- **GOAL**
Please print every record below exactly as it appears.
%%
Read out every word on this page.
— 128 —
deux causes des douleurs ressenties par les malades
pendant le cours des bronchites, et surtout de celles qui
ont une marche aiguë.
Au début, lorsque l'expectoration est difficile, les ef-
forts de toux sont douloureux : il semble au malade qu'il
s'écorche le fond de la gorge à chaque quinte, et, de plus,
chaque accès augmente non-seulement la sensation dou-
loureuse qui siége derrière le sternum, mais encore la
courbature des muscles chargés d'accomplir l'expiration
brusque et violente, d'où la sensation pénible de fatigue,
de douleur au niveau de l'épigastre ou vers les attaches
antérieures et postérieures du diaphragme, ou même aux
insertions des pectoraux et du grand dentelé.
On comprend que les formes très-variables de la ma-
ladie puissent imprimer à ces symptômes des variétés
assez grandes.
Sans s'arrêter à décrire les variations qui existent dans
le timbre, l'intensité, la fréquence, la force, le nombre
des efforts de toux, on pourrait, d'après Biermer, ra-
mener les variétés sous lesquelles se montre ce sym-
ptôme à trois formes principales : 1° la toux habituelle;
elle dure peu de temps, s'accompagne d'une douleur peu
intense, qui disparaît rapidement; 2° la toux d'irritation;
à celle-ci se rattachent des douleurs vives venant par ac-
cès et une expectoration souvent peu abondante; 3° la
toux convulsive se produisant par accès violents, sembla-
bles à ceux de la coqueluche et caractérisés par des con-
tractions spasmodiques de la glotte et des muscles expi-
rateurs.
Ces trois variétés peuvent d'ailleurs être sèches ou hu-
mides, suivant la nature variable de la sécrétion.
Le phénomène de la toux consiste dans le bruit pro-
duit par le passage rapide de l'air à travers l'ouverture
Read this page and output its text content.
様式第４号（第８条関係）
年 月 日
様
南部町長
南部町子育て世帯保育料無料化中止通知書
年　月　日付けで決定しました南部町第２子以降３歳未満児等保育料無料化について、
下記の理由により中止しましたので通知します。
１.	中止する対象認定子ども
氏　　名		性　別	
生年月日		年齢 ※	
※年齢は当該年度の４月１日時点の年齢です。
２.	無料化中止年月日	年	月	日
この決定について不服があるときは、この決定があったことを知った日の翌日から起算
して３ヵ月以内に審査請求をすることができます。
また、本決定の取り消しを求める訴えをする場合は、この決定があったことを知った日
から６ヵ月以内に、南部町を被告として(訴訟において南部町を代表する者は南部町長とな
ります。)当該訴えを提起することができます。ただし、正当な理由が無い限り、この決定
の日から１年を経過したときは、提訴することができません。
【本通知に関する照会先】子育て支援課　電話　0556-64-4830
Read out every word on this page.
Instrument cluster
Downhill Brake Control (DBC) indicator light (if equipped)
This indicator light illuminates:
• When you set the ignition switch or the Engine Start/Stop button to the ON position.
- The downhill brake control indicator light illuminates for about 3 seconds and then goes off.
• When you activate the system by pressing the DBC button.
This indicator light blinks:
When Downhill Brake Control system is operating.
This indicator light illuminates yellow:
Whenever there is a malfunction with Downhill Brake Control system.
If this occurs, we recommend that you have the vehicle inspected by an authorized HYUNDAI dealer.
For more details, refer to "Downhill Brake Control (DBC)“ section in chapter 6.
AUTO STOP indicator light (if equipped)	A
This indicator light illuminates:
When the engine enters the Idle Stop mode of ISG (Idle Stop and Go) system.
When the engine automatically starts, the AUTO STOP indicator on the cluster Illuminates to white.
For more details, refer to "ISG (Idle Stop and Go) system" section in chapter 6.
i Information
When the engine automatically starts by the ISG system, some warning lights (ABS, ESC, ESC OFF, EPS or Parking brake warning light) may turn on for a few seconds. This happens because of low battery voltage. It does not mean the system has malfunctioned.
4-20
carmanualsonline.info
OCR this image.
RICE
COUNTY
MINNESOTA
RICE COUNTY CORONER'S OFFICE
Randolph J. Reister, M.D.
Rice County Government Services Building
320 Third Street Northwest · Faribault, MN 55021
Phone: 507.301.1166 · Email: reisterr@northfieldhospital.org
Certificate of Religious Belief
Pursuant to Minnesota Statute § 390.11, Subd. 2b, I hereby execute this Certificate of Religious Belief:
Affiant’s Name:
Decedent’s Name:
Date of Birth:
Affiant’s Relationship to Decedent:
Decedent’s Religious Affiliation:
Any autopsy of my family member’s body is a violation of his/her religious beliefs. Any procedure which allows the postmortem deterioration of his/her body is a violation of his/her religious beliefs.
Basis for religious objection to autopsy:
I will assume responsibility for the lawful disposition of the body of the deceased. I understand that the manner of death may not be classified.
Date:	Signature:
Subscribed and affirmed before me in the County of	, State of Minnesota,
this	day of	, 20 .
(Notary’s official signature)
%%
- **CORRECT RESULT**
Read out every word on this page.
— 128 —
deux causes des douleurs ressenties par les malades
pendant le cours des bronchites, et surtout de celles qui
ont une marche aiguë.
Au début, lorsque l'expectoration est difficile, les ef-
forts de toux sont douloureux : il semble au malade qu'il
s'écorche le fond de la gorge à chaque quinte, et, de plus,
chaque accès augmente non-seulement la sensation dou-
loureuse qui siége derrière le sternum, mais encore la
courbature des muscles chargés d'accomplir l'expiration
brusque et violente, d'où la sensation pénible de fatigue,
de douleur au niveau de l'épigastre ou vers les attaches
antérieures et postérieures du diaphragme, ou même aux
insertions des pectoraux et du grand dentelé.
On comprend que les formes très-variables de la ma-
ladie puissent imprimer à ces symptômes des variétés
assez grandes.
Sans s'arrêter à décrire les variations qui existent dans
le timbre, l'intensité, la fréquence, la force, le nombre
des efforts de toux, on pourrait, d'après Biermer, ra-
mener les variétés sous lesquelles se montre ce sym-
ptôme à trois formes principales : 1° la toux habituelle;
elle dure peu de temps, s'accompagne d'une douleur peu
intense, qui disparaît rapidement; 2° la toux d'irritation;
à celle-ci se rattachent des douleurs vives venant par ac-
cès et une expectoration souvent peu abondante; 3° la
toux convulsive se produisant par accès violents, sembla-
bles à ceux de la coqueluche et caractérisés par des con-
tractions spasmodiques de la glotte et des muscles expi-
rateurs.
Ces trois variétés peuvent d'ailleurs être sèches ou hu-
mides, suivant la nature variable de la sécrétion.
Le phénomène de la toux consiste dans le bruit pro-
duit par le passage rapide de l'air à travers l'ouverture
Read this page and output its text content.
様式第４号（第８条関係）
年 月 日
様
南部町長
南部町子育て世帯保育料無料化中止通知書
年　月　日付けで決定しました南部町第２子以降３歳未満児等保育料無料化について、
下記の理由により中止しましたので通知します。
１.	中止する対象認定子ども
氏　　名		性　別	
生年月日		年齢 ※	
※年齢は当該年度の４月１日時点の年齢です。
２.	無料化中止年月日	年	月	日
この決定について不服があるときは、この決定があったことを知った日の翌日から起算
して３ヵ月以内に審査請求をすることができます。
また、本決定の取り消しを求める訴えをする場合は、この決定があったことを知った日
から６ヵ月以内に、南部町を被告として(訴訟において南部町を代表する者は南部町長とな
ります。)当該訴えを提起することができます。ただし、正当な理由が無い限り、この決定
の日から１年を経過したときは、提訴することができません。
【本通知に関する照会先】子育て支援課　電話　0556-64-4830
Read out every word on this page.
Instrument cluster
Downhill Brake Control (DBC) indicator light (if equipped)
This indicator light illuminates:
• When you set the ignition switch or the Engine Start/Stop button to the ON position.
- The downhill brake control indicator light illuminates for about 3 seconds and then goes off.
• When you activate the system by pressing the DBC button.
This indicator light blinks:
When Downhill Brake Control system is operating.
This indicator light illuminates yellow:
Whenever there is a malfunction with Downhill Brake Control system.
If this occurs, we recommend that you have the vehicle inspected by an authorized HYUNDAI dealer.
For more details, refer to "Downhill Brake Control (DBC)“ section in chapter 6.
AUTO STOP indicator light (if equipped)	A
This indicator light illuminates:
When the engine enters the Idle Stop mode of ISG (Idle Stop and Go) system.
When the engine automatically starts, the AUTO STOP indicator on the cluster Illuminates to white.
For more details, refer to "ISG (Idle Stop and Go) system" section in chapter 6.
i Information
When the engine automatically starts by the ISG system, some warning lights (ABS, ESC, ESC OFF, EPS or Parking brake warning light) may turn on for a few seconds. This happens because of low battery voltage. It does not mean the system has malfunctioned.
4-20
carmanualsonline.info
OCR this image.
RICE
COUNTY
MINNESOTA
RICE COUNTY CORONER'S OFFICE
Randolph J. Reister, M.D.
Rice County Government Services Building
320 Third Street Northwest · Faribault, MN 55021
Phone: 507.301.1166 · Email: reisterr@northfieldhospital.org
Certificate of Religious Belief
Pursuant to Minnesota Statute § 390.11, Subd. 2b, I hereby execute this Certificate of Religious Belief:
Affiant’s Name:
Decedent’s Name:
Date of Birth:
Affiant’s Relationship to Decedent:
Decedent’s Religious Affiliation:
Any autopsy of my family member’s body is a violation of his/her religious beliefs. Any procedure which allows the postmortem deterioration of his/her body is a violation of his/her religious beliefs.
Basis for religious objection to autopsy:
I will assume responsibility for the lawful disposition of the body of the deceased. I understand that the manner of death may not be classified.
Date:	Signature:
Subscribed and affirmed before me in the County of	, State of Minnesota,
this	day of	, 20 .
(Notary’s official signature)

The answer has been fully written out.